Aim of the task
In the records that follow, locate every line with "structured" and extract it.

Material for this exercise
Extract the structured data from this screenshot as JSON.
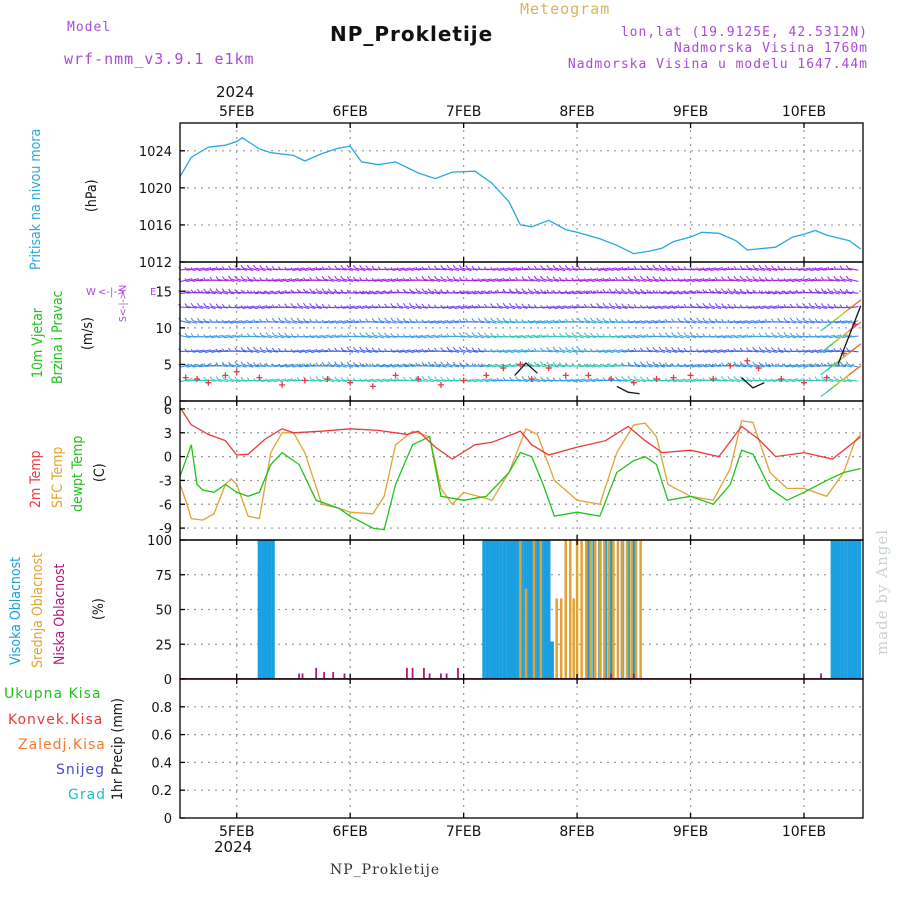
{
  "header": {
    "model_label": "Model",
    "model_name": "wrf-nmm_v3.9.1 e1km",
    "meteogram_label": "Meteogram",
    "station_title": "NP_Prokletije",
    "lonlat": "lon,lat (19.9125E, 42.5312N)",
    "elevation": "Nadmorska Visina 1760m",
    "model_elevation": "Nadmorska Visina u modelu 1647.44m",
    "top_year": "2024",
    "bottom_year": "2024",
    "footer": "NP_Prokletije",
    "credit": "made by Angel"
  },
  "colors": {
    "pressure": "#2aa7e0",
    "temp2m": "#e8393b",
    "sfctemp": "#e3a233",
    "dewpt": "#21c21a",
    "high_cloud": "#1aa0e0",
    "mid_cloud": "#e3a233",
    "low_cloud": "#b0177e",
    "purple": "#a84bd8"
  },
  "panel_labels": {
    "pressure": [
      "Pritisak na nivou mora",
      "(hPa)"
    ],
    "wind": [
      "10m Vjetar",
      "Brzina i Pravac",
      "(m/s)"
    ],
    "wind_compass": [
      "W",
      "<-|->",
      "E",
      "S<-|->N"
    ],
    "temp": [
      "2m Temp",
      "SFC Temp",
      "dewpt Temp",
      "(C)"
    ],
    "cloud": [
      "Visoka Oblacnost",
      "Srednja Oblacnost",
      "Niska Oblacnost",
      "(%)"
    ],
    "precip": [
      "Ukupna Kisa",
      "Konvek.Kisa",
      "Zaledj.Kisa",
      "Snijeg",
      "Grad",
      "1hr Precip (mm)"
    ]
  },
  "chart_data": [
    {
      "type": "line",
      "name": "Pritisak na nivou mora",
      "days": [
        "5FEB",
        "6FEB",
        "7FEB",
        "8FEB",
        "9FEB",
        "10FEB"
      ],
      "ylim": [
        1012,
        1027
      ],
      "yticks": [
        "1024",
        "1020",
        "1016",
        "1012"
      ],
      "series": [
        {
          "name": "Pritisak na nivou mora",
          "x": [
            4.5,
            4.6,
            4.75,
            4.9,
            5.0,
            5.05,
            5.1,
            5.2,
            5.3,
            5.5,
            5.6,
            5.75,
            5.9,
            6.0,
            6.1,
            6.25,
            6.4,
            6.6,
            6.75,
            6.9,
            7.1,
            7.25,
            7.4,
            7.5,
            7.6,
            7.75,
            7.9,
            8.0,
            8.2,
            8.35,
            8.5,
            8.65,
            8.75,
            8.85,
            9.0,
            9.1,
            9.25,
            9.4,
            9.5,
            9.75,
            9.9,
            10.0,
            10.1,
            10.2,
            10.4,
            10.5
          ],
          "values": [
            1021.2,
            1023.3,
            1024.4,
            1024.6,
            1025.0,
            1025.4,
            1025.0,
            1024.2,
            1023.8,
            1023.5,
            1022.9,
            1023.7,
            1024.3,
            1024.5,
            1022.8,
            1022.5,
            1022.8,
            1021.6,
            1021.0,
            1021.7,
            1021.8,
            1020.5,
            1018.5,
            1016.0,
            1015.8,
            1016.5,
            1015.5,
            1015.2,
            1014.5,
            1013.8,
            1012.9,
            1013.2,
            1013.5,
            1014.2,
            1014.7,
            1015.2,
            1015.1,
            1014.3,
            1013.3,
            1013.6,
            1014.7,
            1015.0,
            1015.4,
            1014.9,
            1014.3,
            1013.4
          ]
        }
      ]
    },
    {
      "type": "scatter",
      "name": "10m Vjetar Brzina i Pravac",
      "days": [
        "5FEB",
        "6FEB",
        "7FEB",
        "8FEB",
        "9FEB",
        "10FEB"
      ],
      "ylim": [
        0,
        19
      ],
      "yticks": [
        "15",
        "10",
        "5",
        "0"
      ],
      "series": [
        {
          "name": "Brzina (+)",
          "x": [
            4.55,
            4.65,
            4.75,
            4.9,
            5.0,
            5.2,
            5.4,
            5.6,
            5.8,
            6.0,
            6.2,
            6.4,
            6.6,
            6.8,
            7.0,
            7.2,
            7.35,
            7.5,
            7.6,
            7.75,
            7.9,
            8.1,
            8.3,
            8.5,
            8.7,
            8.85,
            9.0,
            9.2,
            9.35,
            9.5,
            9.6,
            9.8,
            10.0,
            10.2,
            10.35,
            10.45
          ],
          "values": [
            3.2,
            3.0,
            2.5,
            3.5,
            4.0,
            3.2,
            2.2,
            2.8,
            3.0,
            2.5,
            2.0,
            3.5,
            3.0,
            2.2,
            2.8,
            3.5,
            4.5,
            5.0,
            3.0,
            4.5,
            3.5,
            3.5,
            3.0,
            2.5,
            3.0,
            3.2,
            3.5,
            3.0,
            4.8,
            5.5,
            4.5,
            3.0,
            2.5,
            3.2,
            6.5,
            10.5
          ]
        },
        {
          "name": "Brzina (line)",
          "x": [
            7.45,
            7.55,
            7.65,
            8.35,
            8.45,
            8.55,
            9.45,
            9.55,
            9.65,
            10.3,
            10.4,
            10.5
          ],
          "values": [
            3.5,
            5.2,
            3.8,
            2.0,
            1.2,
            1.0,
            3.2,
            1.8,
            2.5,
            5.0,
            9.0,
            13.0
          ]
        }
      ]
    },
    {
      "type": "line",
      "name": "Temp",
      "days": [
        "5FEB",
        "6FEB",
        "7FEB",
        "8FEB",
        "9FEB",
        "10FEB"
      ],
      "ylim": [
        -10.5,
        7
      ],
      "yticks": [
        "6",
        "3",
        "0",
        "-3",
        "-6",
        "-9"
      ],
      "series": [
        {
          "name": "2m Temp",
          "x": [
            4.5,
            4.6,
            4.75,
            4.9,
            5.0,
            5.1,
            5.25,
            5.4,
            5.5,
            5.75,
            6.0,
            6.25,
            6.5,
            6.6,
            6.75,
            6.9,
            7.1,
            7.25,
            7.5,
            7.6,
            7.75,
            8.0,
            8.25,
            8.45,
            8.6,
            8.75,
            9.0,
            9.25,
            9.45,
            9.6,
            9.75,
            10.0,
            10.25,
            10.5
          ],
          "values": [
            6.2,
            4.0,
            2.8,
            2.0,
            0.2,
            0.3,
            2.2,
            3.5,
            3.0,
            3.2,
            3.5,
            3.3,
            2.8,
            3.2,
            1.2,
            -0.3,
            1.5,
            1.8,
            3.2,
            1.5,
            0.2,
            1.2,
            2.0,
            3.8,
            2.0,
            0.5,
            0.8,
            0.0,
            3.8,
            2.2,
            0.0,
            0.5,
            -0.3,
            2.5
          ]
        },
        {
          "name": "SFC Temp",
          "x": [
            4.5,
            4.55,
            4.6,
            4.7,
            4.8,
            4.9,
            4.95,
            5.0,
            5.1,
            5.2,
            5.3,
            5.4,
            5.5,
            5.6,
            5.75,
            5.9,
            6.0,
            6.2,
            6.3,
            6.4,
            6.55,
            6.7,
            6.8,
            6.9,
            7.0,
            7.25,
            7.4,
            7.55,
            7.65,
            7.8,
            8.0,
            8.2,
            8.35,
            8.5,
            8.6,
            8.7,
            8.8,
            9.0,
            9.2,
            9.35,
            9.45,
            9.55,
            9.7,
            9.85,
            10.0,
            10.2,
            10.35,
            10.45,
            10.5
          ],
          "values": [
            -3.5,
            -5.5,
            -7.8,
            -8.0,
            -7.2,
            -3.5,
            -2.8,
            -3.5,
            -7.5,
            -7.8,
            0.5,
            3.0,
            3.0,
            0.5,
            -6.0,
            -6.5,
            -7.0,
            -7.2,
            -5.0,
            1.5,
            3.2,
            2.5,
            -4.0,
            -6.0,
            -4.5,
            -5.5,
            -2.0,
            3.5,
            2.8,
            -3.0,
            -5.5,
            -6.0,
            0.5,
            4.0,
            4.2,
            2.5,
            -3.5,
            -5.0,
            -5.5,
            -1.5,
            4.5,
            4.3,
            -2.0,
            -4.0,
            -4.0,
            -5.0,
            -2.0,
            2.0,
            2.8
          ]
        },
        {
          "name": "dewpt Temp",
          "x": [
            4.5,
            4.6,
            4.65,
            4.7,
            4.8,
            4.9,
            5.0,
            5.1,
            5.2,
            5.3,
            5.4,
            5.55,
            5.7,
            5.9,
            6.0,
            6.2,
            6.3,
            6.4,
            6.55,
            6.7,
            6.8,
            7.0,
            7.2,
            7.4,
            7.5,
            7.6,
            7.7,
            7.8,
            8.0,
            8.2,
            8.35,
            8.5,
            8.6,
            8.7,
            8.8,
            9.0,
            9.2,
            9.35,
            9.45,
            9.55,
            9.7,
            9.85,
            10.0,
            10.2,
            10.35,
            10.5
          ],
          "values": [
            -2.5,
            1.5,
            -3.5,
            -4.2,
            -4.5,
            -3.5,
            -4.5,
            -5.0,
            -4.5,
            -1.0,
            0.5,
            -1.0,
            -5.5,
            -6.5,
            -7.5,
            -9.0,
            -9.2,
            -3.5,
            1.5,
            2.5,
            -5.0,
            -5.5,
            -5.0,
            -2.0,
            0.5,
            0.0,
            -3.5,
            -7.5,
            -7.0,
            -7.5,
            -2.0,
            -0.5,
            0.0,
            -1.0,
            -5.5,
            -5.0,
            -6.0,
            -3.5,
            0.8,
            0.3,
            -4.0,
            -5.5,
            -4.5,
            -3.0,
            -2.0,
            -1.5
          ]
        }
      ]
    },
    {
      "type": "bar",
      "name": "Oblacnost",
      "days": [
        "5FEB",
        "6FEB",
        "7FEB",
        "8FEB",
        "9FEB",
        "10FEB"
      ],
      "ylim": [
        0,
        100
      ],
      "yticks": [
        "100",
        "75",
        "50",
        "25",
        "0"
      ],
      "series": [
        {
          "name": "Visoka Oblacnost",
          "x": [
            5.2,
            5.23,
            5.26,
            5.29,
            5.32,
            7.18,
            7.21,
            7.24,
            7.27,
            7.3,
            7.33,
            7.36,
            7.39,
            7.42,
            7.45,
            7.48,
            7.51,
            7.54,
            7.57,
            7.6,
            7.63,
            7.66,
            7.69,
            7.72,
            7.75,
            7.78,
            8.1,
            8.15,
            8.2,
            8.25,
            8.3,
            8.4,
            8.45,
            8.5,
            10.25,
            10.28,
            10.31,
            10.34,
            10.37,
            10.4,
            10.43,
            10.46,
            10.49
          ],
          "values": [
            100,
            100,
            100,
            100,
            100,
            100,
            100,
            100,
            100,
            100,
            100,
            100,
            100,
            100,
            100,
            100,
            100,
            100,
            100,
            100,
            100,
            100,
            100,
            100,
            100,
            27,
            100,
            100,
            100,
            100,
            100,
            100,
            100,
            100,
            100,
            100,
            100,
            100,
            100,
            100,
            100,
            100,
            100
          ]
        },
        {
          "name": "Srednja Oblacnost",
          "x": [
            7.5,
            7.55,
            7.62,
            7.68,
            7.82,
            7.86,
            7.9,
            7.94,
            7.97,
            8.0,
            8.04,
            8.08,
            8.12,
            8.16,
            8.2,
            8.24,
            8.28,
            8.32,
            8.36,
            8.4,
            8.44,
            8.48,
            8.52,
            8.56
          ],
          "values": [
            100,
            65,
            100,
            100,
            58,
            58,
            100,
            100,
            58,
            100,
            100,
            100,
            100,
            100,
            100,
            100,
            100,
            100,
            100,
            100,
            100,
            100,
            100,
            100
          ]
        },
        {
          "name": "Niska Oblacnost",
          "x": [
            5.55,
            5.58,
            5.7,
            5.77,
            5.85,
            5.95,
            6.5,
            6.55,
            6.65,
            6.7,
            6.8,
            6.85,
            6.95,
            8.3,
            8.5,
            10.15
          ],
          "values": [
            4,
            4,
            8,
            5,
            5,
            4,
            8,
            8,
            8,
            4,
            4,
            4,
            8,
            4,
            4,
            4
          ]
        }
      ]
    },
    {
      "type": "line",
      "name": "1hr Precip",
      "days": [
        "5FEB",
        "6FEB",
        "7FEB",
        "8FEB",
        "9FEB",
        "10FEB"
      ],
      "ylim": [
        0,
        1
      ],
      "yticks": [
        "0.8",
        "0.6",
        "0.4",
        "0.2",
        "0"
      ],
      "series": []
    }
  ]
}
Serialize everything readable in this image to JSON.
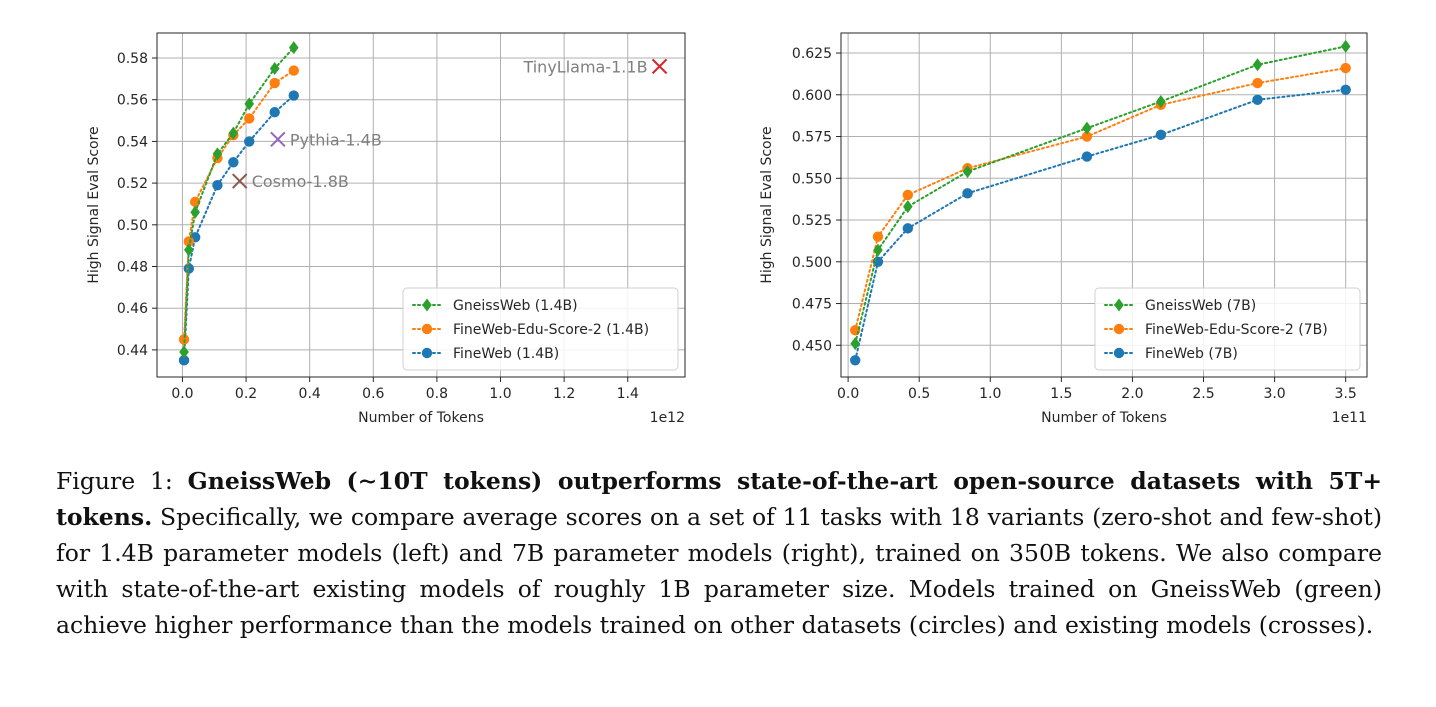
{
  "chart_data": [
    {
      "type": "line",
      "xlabel": "Number of Tokens",
      "ylabel": "High Signal Eval Score",
      "offset_label": "1e12",
      "xlim": [
        -0.08,
        1.58
      ],
      "ylim": [
        0.427,
        0.592
      ],
      "xticks": [
        0.0,
        0.2,
        0.4,
        0.6,
        0.8,
        1.0,
        1.2,
        1.4
      ],
      "xtick_labels": [
        "0.0",
        "0.2",
        "0.4",
        "0.6",
        "0.8",
        "1.0",
        "1.2",
        "1.4"
      ],
      "yticks": [
        0.44,
        0.46,
        0.48,
        0.5,
        0.52,
        0.54,
        0.56,
        0.58
      ],
      "ytick_labels": [
        "0.44",
        "0.46",
        "0.48",
        "0.50",
        "0.52",
        "0.54",
        "0.56",
        "0.58"
      ],
      "grid": true,
      "legend_position": "lower-right",
      "series": [
        {
          "name": "GneissWeb (1.4B)",
          "color": "#2ca02c",
          "marker": "diamond",
          "x": [
            0.005,
            0.02,
            0.04,
            0.11,
            0.16,
            0.21,
            0.29,
            0.35
          ],
          "y": [
            0.439,
            0.488,
            0.506,
            0.534,
            0.544,
            0.558,
            0.575,
            0.585
          ]
        },
        {
          "name": "FineWeb-Edu-Score-2 (1.4B)",
          "color": "#ff7f0e",
          "marker": "circle",
          "x": [
            0.005,
            0.02,
            0.04,
            0.11,
            0.16,
            0.21,
            0.29,
            0.35
          ],
          "y": [
            0.445,
            0.492,
            0.511,
            0.532,
            0.543,
            0.551,
            0.568,
            0.574
          ]
        },
        {
          "name": "FineWeb (1.4B)",
          "color": "#1f77b4",
          "marker": "circle",
          "x": [
            0.005,
            0.02,
            0.04,
            0.11,
            0.16,
            0.21,
            0.29,
            0.35
          ],
          "y": [
            0.435,
            0.479,
            0.494,
            0.519,
            0.53,
            0.54,
            0.554,
            0.562
          ]
        }
      ],
      "annotations": [
        {
          "label": "TinyLlama-1.1B",
          "x": 1.5,
          "y": 0.576,
          "color": "#d62728",
          "label_side": "left"
        },
        {
          "label": "Pythia-1.4B",
          "x": 0.3,
          "y": 0.541,
          "color": "#9467bd",
          "label_side": "right"
        },
        {
          "label": "Cosmo-1.8B",
          "x": 0.18,
          "y": 0.521,
          "color": "#8c564b",
          "label_side": "right"
        }
      ]
    },
    {
      "type": "line",
      "xlabel": "Number of Tokens",
      "ylabel": "High Signal Eval Score",
      "offset_label": "1e11",
      "xlim": [
        -0.05,
        3.65
      ],
      "ylim": [
        0.431,
        0.637
      ],
      "xticks": [
        0.0,
        0.5,
        1.0,
        1.5,
        2.0,
        2.5,
        3.0,
        3.5
      ],
      "xtick_labels": [
        "0.0",
        "0.5",
        "1.0",
        "1.5",
        "2.0",
        "2.5",
        "3.0",
        "3.5"
      ],
      "yticks": [
        0.45,
        0.475,
        0.5,
        0.525,
        0.55,
        0.575,
        0.6,
        0.625
      ],
      "ytick_labels": [
        "0.450",
        "0.475",
        "0.500",
        "0.525",
        "0.550",
        "0.575",
        "0.600",
        "0.625"
      ],
      "grid": true,
      "legend_position": "lower-right",
      "series": [
        {
          "name": "GneissWeb (7B)",
          "color": "#2ca02c",
          "marker": "diamond",
          "x": [
            0.05,
            0.21,
            0.42,
            0.84,
            1.68,
            2.2,
            2.88,
            3.5
          ],
          "y": [
            0.451,
            0.507,
            0.533,
            0.554,
            0.58,
            0.596,
            0.618,
            0.629
          ]
        },
        {
          "name": "FineWeb-Edu-Score-2 (7B)",
          "color": "#ff7f0e",
          "marker": "circle",
          "x": [
            0.05,
            0.21,
            0.42,
            0.84,
            1.68,
            2.2,
            2.88,
            3.5
          ],
          "y": [
            0.459,
            0.515,
            0.54,
            0.556,
            0.575,
            0.594,
            0.607,
            0.616
          ]
        },
        {
          "name": "FineWeb (7B)",
          "color": "#1f77b4",
          "marker": "circle",
          "x": [
            0.05,
            0.21,
            0.42,
            0.84,
            1.68,
            2.2,
            2.88,
            3.5
          ],
          "y": [
            0.441,
            0.5,
            0.52,
            0.541,
            0.563,
            0.576,
            0.597,
            0.603
          ]
        }
      ],
      "annotations": []
    }
  ],
  "caption": {
    "prefix": "Figure 1: ",
    "bold": "GneissWeb (∼10T tokens) outperforms state-of-the-art open-source datasets with 5T+ tokens.",
    "body": " Specifically, we compare average scores on a set of 11 tasks with 18 variants (zero-shot and few-shot) for 1.4B parameter models (left) and 7B parameter models (right), trained on 350B tokens. We also compare with state-of-the-art existing models of roughly 1B parameter size. Models trained on GneissWeb (green) achieve higher performance than the models trained on other datasets (circles) and existing models (crosses)."
  }
}
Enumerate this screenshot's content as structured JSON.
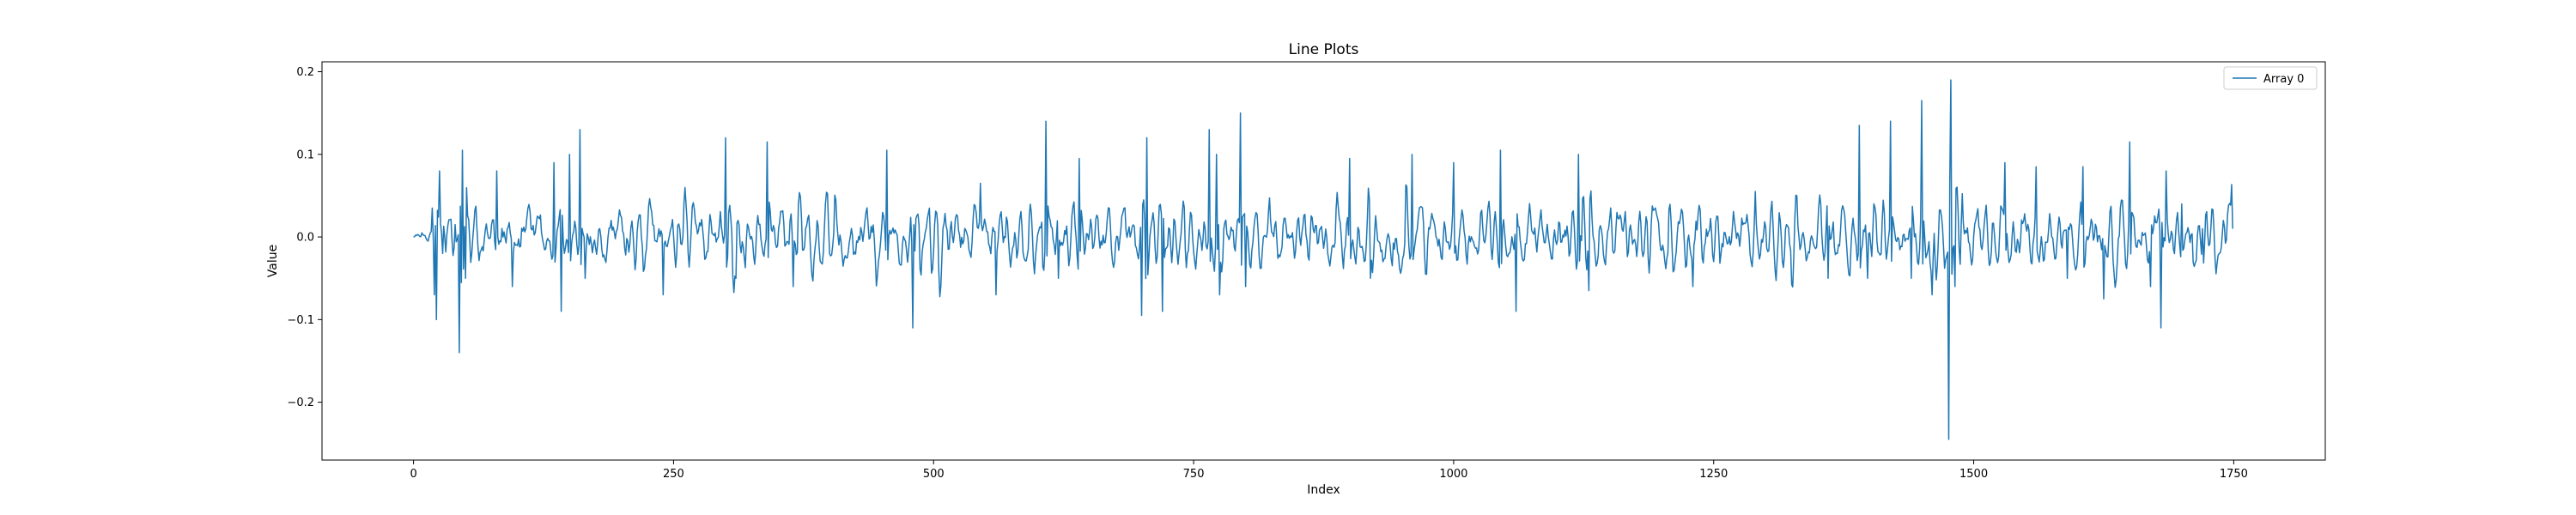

Solution to this task
Extract the structured data from this screenshot as JSON.
Enumerate this screenshot's content as structured JSON.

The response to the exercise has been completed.